Exercise data:
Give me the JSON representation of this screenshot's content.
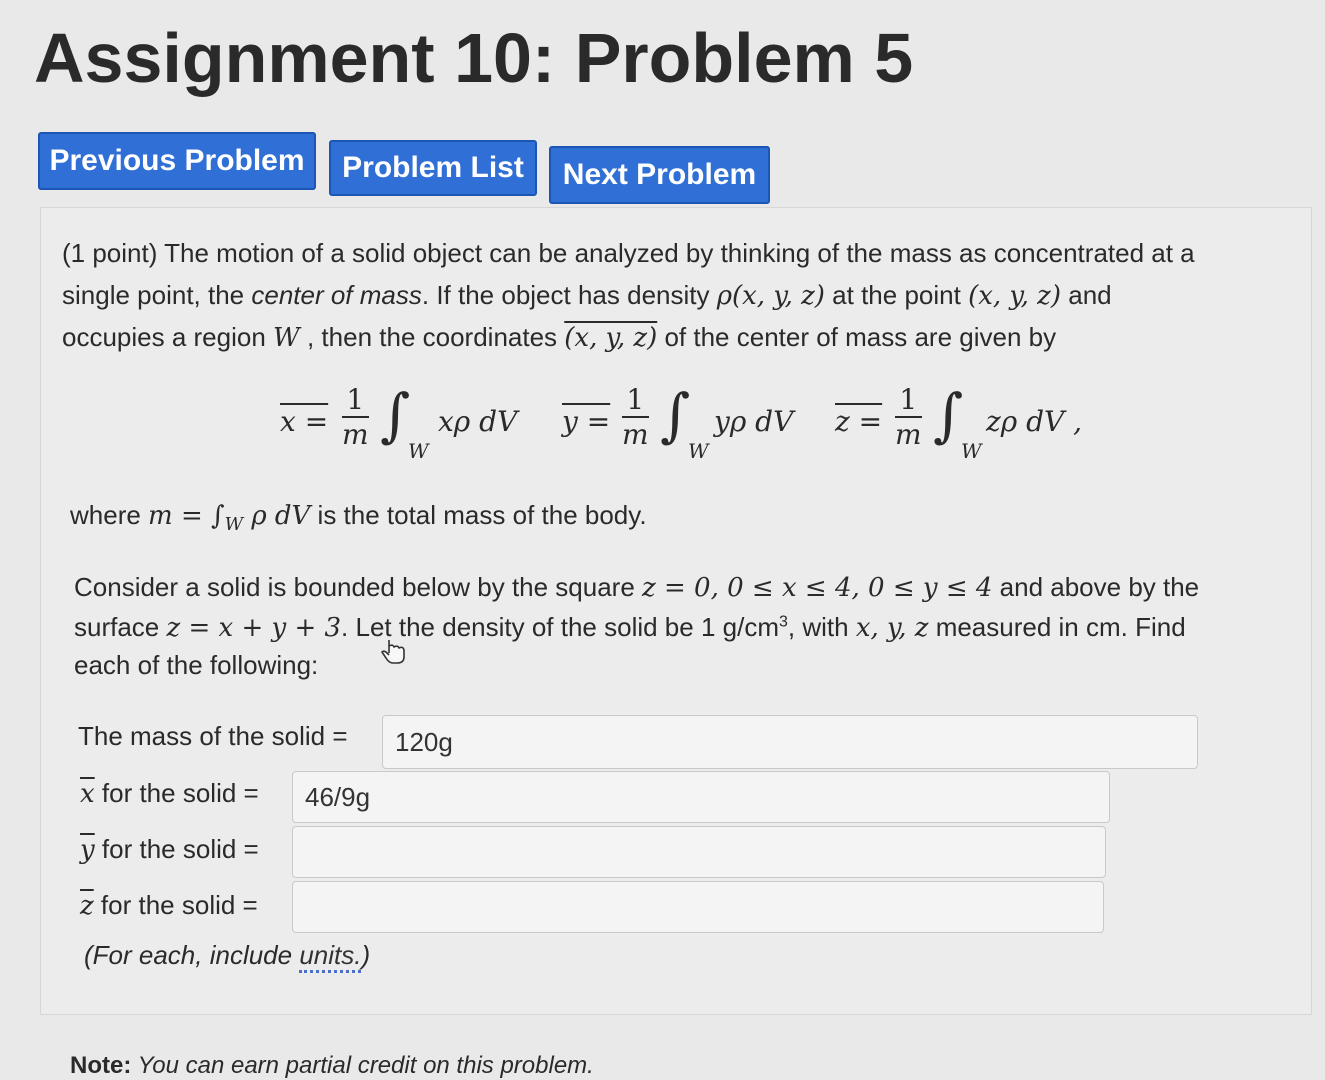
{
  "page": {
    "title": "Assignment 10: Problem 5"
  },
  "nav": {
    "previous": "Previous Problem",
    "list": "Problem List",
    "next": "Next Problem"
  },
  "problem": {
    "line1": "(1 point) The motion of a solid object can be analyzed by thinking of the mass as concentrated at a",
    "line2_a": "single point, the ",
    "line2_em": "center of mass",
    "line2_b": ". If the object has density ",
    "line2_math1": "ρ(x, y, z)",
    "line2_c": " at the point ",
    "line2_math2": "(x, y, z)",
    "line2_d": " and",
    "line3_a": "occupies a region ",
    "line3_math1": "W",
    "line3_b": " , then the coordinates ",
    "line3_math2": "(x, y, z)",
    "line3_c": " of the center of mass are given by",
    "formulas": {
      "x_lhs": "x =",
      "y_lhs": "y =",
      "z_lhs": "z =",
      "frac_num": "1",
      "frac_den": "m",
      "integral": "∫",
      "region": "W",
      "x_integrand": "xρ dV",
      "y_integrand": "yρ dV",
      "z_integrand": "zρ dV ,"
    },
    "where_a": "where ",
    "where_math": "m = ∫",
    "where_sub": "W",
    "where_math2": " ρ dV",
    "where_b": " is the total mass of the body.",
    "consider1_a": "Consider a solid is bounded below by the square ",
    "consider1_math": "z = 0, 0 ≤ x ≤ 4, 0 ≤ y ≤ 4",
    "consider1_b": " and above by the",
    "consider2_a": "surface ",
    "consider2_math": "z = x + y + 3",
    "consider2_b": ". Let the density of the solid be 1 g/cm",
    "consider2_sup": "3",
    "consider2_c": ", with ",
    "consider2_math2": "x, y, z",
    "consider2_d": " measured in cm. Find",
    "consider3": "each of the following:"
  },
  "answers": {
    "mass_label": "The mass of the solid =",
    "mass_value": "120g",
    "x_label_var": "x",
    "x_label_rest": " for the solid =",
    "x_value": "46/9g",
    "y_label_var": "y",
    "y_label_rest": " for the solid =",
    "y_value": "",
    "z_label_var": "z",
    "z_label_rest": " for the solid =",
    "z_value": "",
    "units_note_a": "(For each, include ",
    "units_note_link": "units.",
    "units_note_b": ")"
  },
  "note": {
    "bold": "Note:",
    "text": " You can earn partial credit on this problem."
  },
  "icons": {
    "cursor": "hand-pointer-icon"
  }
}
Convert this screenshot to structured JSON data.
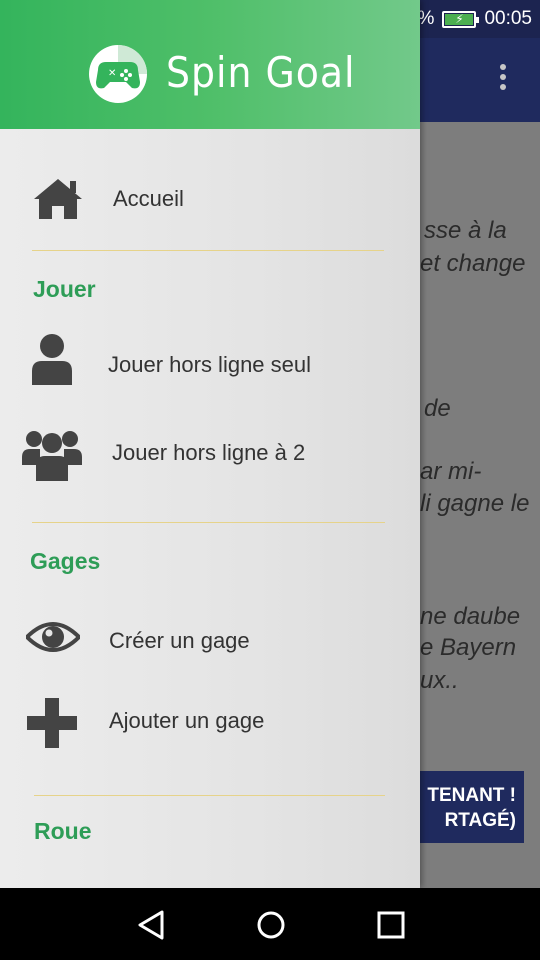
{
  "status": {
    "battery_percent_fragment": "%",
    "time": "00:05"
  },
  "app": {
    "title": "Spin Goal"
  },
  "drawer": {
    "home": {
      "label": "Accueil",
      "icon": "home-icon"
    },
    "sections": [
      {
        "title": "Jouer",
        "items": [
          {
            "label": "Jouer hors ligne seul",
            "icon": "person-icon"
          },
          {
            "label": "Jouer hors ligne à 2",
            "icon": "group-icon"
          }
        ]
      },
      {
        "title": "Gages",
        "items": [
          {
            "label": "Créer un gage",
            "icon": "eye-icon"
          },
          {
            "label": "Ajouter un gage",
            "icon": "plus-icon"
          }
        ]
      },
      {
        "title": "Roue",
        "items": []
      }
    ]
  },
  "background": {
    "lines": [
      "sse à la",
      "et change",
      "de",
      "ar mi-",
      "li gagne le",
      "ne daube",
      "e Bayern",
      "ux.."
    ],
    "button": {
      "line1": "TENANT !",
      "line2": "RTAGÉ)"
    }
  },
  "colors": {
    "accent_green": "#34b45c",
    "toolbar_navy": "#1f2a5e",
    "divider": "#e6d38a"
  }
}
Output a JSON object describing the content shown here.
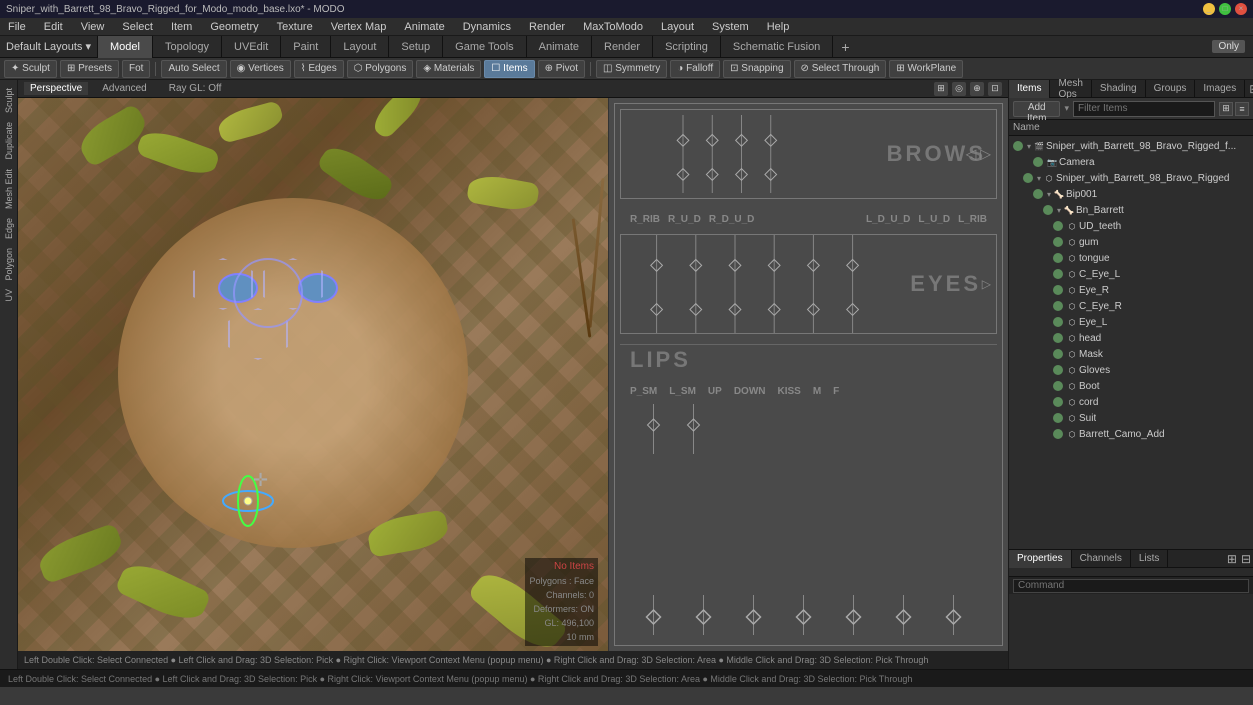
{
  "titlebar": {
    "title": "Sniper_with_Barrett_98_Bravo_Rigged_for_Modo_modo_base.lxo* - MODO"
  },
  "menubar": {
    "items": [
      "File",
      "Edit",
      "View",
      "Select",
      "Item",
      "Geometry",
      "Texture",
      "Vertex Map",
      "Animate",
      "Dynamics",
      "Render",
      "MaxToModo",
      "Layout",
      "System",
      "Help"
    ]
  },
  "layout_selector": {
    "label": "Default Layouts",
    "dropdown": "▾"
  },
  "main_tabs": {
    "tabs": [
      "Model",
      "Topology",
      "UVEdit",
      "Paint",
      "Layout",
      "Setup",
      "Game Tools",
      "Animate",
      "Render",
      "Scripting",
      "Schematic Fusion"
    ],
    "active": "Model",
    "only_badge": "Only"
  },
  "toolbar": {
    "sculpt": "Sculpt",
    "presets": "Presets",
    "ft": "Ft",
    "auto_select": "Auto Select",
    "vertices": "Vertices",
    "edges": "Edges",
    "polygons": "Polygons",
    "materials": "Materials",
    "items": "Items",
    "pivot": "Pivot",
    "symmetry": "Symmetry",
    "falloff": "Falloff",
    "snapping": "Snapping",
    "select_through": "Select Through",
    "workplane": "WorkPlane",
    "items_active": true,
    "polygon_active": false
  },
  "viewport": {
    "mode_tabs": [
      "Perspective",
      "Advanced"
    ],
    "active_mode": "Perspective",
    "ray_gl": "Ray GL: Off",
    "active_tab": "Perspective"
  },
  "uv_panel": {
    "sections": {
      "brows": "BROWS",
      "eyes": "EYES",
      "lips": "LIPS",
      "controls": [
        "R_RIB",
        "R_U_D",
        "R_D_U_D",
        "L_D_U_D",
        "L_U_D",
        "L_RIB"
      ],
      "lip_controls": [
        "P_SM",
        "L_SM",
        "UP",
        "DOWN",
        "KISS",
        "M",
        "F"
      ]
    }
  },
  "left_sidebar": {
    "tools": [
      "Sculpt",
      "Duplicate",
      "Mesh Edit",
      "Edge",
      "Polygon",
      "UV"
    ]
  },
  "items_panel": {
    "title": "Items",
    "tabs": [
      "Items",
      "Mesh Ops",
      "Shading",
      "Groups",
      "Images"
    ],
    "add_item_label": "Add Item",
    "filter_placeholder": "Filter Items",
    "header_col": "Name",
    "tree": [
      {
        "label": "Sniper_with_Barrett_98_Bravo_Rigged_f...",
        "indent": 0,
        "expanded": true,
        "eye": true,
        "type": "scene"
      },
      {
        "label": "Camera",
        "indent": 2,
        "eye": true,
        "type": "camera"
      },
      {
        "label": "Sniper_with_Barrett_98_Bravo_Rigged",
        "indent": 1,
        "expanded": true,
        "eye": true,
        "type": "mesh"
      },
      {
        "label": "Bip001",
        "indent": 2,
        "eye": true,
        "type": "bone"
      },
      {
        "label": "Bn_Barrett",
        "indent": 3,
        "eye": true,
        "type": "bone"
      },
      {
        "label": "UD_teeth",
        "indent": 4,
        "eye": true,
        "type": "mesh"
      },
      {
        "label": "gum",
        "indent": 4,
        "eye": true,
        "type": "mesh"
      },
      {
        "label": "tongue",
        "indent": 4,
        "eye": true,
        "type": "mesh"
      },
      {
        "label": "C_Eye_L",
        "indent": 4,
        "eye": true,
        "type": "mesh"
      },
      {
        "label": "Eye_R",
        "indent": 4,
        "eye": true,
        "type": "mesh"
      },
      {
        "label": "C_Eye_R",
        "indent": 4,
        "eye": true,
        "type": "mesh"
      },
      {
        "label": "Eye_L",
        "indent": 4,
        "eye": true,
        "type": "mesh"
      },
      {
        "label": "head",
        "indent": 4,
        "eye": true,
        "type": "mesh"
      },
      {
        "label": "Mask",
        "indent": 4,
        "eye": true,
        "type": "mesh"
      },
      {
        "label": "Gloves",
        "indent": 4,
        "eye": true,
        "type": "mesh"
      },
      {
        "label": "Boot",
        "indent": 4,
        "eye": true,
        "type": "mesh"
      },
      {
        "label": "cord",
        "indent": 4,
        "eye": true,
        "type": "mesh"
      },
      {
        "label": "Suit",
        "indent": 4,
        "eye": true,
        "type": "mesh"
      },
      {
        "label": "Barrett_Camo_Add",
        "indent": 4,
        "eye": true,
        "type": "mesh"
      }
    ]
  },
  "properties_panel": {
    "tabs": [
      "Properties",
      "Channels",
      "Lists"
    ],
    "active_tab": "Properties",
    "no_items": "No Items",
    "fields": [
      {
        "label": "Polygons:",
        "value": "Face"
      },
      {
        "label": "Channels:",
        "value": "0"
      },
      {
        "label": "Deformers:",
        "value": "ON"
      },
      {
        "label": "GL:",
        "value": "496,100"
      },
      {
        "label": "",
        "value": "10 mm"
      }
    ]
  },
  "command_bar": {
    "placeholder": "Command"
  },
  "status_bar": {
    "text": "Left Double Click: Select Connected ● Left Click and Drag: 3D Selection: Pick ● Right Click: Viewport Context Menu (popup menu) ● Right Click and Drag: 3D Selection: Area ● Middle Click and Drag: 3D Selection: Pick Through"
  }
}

Written instruction: Find every line with the word "each" and state how many there are, with no other words.

Exercise answer: 2